[Saved entries]
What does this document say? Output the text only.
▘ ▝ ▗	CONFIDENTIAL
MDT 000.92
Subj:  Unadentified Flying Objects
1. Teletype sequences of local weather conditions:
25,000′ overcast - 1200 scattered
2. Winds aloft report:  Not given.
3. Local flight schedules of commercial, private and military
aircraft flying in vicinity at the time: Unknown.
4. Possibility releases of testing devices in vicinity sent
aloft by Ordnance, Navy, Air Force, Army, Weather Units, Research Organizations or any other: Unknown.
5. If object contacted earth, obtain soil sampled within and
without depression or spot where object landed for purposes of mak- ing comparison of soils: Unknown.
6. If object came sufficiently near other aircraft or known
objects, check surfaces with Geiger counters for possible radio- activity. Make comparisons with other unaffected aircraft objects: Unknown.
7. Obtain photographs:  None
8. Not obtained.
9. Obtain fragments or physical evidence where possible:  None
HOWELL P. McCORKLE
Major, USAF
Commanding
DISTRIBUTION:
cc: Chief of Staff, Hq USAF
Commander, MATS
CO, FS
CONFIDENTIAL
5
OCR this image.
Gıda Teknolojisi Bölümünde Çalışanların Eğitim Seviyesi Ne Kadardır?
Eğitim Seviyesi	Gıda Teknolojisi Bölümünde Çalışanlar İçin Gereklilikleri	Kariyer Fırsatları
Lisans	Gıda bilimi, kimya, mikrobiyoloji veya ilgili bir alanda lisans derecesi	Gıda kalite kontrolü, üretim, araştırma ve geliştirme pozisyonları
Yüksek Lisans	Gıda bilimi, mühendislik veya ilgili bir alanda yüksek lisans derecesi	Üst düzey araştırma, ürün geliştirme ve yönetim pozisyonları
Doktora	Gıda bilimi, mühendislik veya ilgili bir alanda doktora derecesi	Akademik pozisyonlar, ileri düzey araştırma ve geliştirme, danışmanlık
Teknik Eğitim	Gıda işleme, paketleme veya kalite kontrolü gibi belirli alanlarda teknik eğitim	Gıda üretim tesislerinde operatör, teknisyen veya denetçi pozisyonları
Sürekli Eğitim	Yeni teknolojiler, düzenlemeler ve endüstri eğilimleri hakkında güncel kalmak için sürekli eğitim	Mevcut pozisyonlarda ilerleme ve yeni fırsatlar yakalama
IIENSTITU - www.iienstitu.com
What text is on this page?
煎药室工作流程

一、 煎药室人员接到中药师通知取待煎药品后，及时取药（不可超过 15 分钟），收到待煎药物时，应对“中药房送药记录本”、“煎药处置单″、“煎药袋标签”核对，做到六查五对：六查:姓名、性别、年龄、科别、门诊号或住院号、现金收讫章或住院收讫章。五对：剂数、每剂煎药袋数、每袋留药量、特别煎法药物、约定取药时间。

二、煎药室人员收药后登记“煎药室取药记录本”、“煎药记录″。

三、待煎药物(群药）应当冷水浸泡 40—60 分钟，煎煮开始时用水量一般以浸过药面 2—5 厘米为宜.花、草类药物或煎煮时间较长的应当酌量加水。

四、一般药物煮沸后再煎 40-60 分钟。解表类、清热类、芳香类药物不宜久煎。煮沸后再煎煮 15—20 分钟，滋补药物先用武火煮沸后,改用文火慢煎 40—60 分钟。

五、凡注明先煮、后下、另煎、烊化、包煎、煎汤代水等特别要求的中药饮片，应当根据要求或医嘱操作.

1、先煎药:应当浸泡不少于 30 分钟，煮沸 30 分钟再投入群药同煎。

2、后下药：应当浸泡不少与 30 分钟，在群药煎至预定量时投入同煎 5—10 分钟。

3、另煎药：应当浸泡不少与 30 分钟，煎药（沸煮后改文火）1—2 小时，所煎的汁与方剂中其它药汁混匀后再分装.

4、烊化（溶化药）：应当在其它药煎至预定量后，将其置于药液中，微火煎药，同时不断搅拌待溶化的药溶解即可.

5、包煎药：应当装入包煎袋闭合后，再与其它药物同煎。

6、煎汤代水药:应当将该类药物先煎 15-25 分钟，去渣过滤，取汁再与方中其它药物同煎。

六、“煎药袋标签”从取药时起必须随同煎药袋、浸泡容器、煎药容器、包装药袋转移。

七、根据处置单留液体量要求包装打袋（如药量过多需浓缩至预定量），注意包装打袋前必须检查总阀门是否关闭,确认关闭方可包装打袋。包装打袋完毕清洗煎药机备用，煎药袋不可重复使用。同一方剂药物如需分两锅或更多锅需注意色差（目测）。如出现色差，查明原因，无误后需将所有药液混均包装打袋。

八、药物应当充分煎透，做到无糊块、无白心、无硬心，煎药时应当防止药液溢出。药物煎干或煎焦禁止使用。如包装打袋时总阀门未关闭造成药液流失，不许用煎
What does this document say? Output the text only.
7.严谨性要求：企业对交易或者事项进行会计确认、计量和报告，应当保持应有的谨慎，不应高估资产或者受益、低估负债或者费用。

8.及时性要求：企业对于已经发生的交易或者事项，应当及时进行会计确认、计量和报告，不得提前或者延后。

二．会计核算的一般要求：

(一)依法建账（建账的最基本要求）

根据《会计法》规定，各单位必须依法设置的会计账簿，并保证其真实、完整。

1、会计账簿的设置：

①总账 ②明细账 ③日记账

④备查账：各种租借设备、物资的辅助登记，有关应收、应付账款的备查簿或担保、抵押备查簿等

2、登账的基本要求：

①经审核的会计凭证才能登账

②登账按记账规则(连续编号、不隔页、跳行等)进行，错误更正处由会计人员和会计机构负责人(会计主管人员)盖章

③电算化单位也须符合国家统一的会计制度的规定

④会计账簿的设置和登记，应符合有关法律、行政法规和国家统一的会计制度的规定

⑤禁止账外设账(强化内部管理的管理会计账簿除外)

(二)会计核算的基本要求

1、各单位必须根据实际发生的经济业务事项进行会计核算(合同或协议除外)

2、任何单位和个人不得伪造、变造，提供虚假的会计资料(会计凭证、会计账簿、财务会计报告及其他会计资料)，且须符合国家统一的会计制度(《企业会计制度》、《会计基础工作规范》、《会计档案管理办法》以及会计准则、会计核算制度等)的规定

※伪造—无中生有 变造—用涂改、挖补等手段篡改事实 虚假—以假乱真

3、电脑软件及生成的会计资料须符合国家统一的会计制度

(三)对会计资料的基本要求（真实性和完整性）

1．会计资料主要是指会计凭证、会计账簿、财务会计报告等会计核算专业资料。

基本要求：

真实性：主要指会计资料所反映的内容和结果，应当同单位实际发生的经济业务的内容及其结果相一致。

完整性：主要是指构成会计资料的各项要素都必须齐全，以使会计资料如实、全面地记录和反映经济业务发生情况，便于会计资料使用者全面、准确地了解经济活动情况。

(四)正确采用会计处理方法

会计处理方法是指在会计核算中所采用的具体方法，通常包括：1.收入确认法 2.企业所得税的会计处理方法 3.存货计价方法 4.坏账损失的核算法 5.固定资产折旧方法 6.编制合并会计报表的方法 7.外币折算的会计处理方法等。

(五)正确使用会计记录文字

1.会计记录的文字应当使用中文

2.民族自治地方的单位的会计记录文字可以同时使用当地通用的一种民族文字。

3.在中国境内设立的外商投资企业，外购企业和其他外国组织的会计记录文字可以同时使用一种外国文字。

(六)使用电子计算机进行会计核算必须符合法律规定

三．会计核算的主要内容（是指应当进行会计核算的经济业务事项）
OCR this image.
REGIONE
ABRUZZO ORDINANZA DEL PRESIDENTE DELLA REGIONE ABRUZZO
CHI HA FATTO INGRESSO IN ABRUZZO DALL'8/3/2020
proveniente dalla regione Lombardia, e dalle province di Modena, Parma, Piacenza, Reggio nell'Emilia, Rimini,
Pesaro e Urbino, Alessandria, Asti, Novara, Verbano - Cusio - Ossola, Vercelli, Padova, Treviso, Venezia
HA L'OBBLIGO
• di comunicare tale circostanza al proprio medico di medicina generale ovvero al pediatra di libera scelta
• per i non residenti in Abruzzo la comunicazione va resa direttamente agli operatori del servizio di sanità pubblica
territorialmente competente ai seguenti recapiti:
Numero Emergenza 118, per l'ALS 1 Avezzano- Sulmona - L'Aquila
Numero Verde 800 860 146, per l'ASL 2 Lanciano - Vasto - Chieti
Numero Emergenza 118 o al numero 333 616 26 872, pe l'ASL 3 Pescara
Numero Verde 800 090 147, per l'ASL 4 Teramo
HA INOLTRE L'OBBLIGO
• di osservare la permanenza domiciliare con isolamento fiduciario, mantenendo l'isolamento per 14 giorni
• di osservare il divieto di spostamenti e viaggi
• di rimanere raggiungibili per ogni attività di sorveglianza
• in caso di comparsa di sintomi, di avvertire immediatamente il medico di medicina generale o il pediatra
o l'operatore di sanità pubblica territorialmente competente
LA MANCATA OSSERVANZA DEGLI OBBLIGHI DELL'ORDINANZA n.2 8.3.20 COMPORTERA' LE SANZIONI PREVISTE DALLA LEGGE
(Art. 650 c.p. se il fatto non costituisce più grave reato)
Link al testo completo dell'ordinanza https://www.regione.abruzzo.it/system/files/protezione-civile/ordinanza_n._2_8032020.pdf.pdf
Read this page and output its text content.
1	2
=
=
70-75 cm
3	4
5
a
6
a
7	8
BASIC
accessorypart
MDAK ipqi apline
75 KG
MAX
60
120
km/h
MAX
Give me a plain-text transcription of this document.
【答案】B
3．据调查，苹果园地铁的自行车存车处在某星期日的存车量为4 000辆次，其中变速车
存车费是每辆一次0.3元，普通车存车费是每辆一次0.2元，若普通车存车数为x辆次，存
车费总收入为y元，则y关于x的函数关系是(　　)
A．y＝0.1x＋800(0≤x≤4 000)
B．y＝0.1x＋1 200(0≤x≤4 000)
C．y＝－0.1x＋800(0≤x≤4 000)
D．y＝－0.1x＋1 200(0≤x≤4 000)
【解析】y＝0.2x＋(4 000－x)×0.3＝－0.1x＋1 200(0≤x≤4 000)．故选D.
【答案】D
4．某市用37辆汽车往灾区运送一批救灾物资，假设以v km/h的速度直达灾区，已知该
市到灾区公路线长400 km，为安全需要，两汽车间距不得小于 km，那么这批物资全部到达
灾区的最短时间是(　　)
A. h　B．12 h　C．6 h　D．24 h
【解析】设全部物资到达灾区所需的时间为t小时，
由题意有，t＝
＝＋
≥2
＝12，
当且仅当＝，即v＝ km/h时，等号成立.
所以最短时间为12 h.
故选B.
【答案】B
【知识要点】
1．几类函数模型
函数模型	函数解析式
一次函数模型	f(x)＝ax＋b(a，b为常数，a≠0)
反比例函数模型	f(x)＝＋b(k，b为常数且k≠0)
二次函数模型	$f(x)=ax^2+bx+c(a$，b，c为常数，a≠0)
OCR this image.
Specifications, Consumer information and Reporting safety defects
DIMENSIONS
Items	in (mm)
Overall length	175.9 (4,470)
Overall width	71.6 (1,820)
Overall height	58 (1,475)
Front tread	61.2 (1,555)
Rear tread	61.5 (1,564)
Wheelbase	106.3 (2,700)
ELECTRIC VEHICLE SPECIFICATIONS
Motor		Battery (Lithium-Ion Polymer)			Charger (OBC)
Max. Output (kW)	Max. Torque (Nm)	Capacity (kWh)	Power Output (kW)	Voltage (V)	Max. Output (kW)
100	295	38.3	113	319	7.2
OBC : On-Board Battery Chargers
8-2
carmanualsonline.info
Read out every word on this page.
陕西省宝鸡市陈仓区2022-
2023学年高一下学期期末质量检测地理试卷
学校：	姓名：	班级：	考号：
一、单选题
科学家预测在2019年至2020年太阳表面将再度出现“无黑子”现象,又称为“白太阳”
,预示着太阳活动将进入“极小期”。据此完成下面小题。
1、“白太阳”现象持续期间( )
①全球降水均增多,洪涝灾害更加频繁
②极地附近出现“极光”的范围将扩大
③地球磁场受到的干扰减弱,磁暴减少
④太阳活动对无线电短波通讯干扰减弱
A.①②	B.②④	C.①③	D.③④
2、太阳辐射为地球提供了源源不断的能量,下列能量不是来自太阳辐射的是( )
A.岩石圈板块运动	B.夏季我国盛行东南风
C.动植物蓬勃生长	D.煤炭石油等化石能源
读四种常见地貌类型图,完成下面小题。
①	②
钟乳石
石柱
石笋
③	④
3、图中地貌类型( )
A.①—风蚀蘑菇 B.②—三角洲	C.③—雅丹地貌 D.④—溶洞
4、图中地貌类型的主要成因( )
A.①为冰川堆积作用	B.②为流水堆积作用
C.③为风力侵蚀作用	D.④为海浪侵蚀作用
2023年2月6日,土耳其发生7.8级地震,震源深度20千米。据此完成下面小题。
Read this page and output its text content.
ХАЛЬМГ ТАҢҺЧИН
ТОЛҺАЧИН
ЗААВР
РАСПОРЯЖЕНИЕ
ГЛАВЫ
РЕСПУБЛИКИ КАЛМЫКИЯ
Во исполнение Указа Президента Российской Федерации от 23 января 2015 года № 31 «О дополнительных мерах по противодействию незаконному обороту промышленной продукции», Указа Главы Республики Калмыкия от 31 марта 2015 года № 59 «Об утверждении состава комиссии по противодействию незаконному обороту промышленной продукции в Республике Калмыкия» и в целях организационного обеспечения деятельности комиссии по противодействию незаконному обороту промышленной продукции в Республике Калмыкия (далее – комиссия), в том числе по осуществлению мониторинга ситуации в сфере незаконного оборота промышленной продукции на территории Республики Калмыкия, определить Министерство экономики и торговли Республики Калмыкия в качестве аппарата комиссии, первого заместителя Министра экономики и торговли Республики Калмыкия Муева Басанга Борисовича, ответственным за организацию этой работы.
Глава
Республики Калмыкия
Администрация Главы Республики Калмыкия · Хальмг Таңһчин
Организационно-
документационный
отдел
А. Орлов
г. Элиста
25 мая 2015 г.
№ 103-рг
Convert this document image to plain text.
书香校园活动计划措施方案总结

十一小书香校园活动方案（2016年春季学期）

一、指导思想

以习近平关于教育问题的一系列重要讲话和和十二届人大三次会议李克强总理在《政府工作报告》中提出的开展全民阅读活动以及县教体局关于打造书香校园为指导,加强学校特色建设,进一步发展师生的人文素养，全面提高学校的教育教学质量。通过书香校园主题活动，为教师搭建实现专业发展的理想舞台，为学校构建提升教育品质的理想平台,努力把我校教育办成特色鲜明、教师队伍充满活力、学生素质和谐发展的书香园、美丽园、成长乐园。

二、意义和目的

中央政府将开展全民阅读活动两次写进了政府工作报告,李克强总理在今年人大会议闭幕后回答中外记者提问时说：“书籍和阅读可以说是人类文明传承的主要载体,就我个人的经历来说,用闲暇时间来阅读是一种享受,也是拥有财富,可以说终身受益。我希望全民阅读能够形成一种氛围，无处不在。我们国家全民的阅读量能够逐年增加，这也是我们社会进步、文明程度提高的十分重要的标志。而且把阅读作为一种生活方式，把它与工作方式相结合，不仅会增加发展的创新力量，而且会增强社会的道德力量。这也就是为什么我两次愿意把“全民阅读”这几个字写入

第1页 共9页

- Written problem -
Write down every line of the data above that includes the string "page".

- The response -
What text is on this page?
Read this page and output its text content.
Read out every word on this page.
Read this page and output its text content.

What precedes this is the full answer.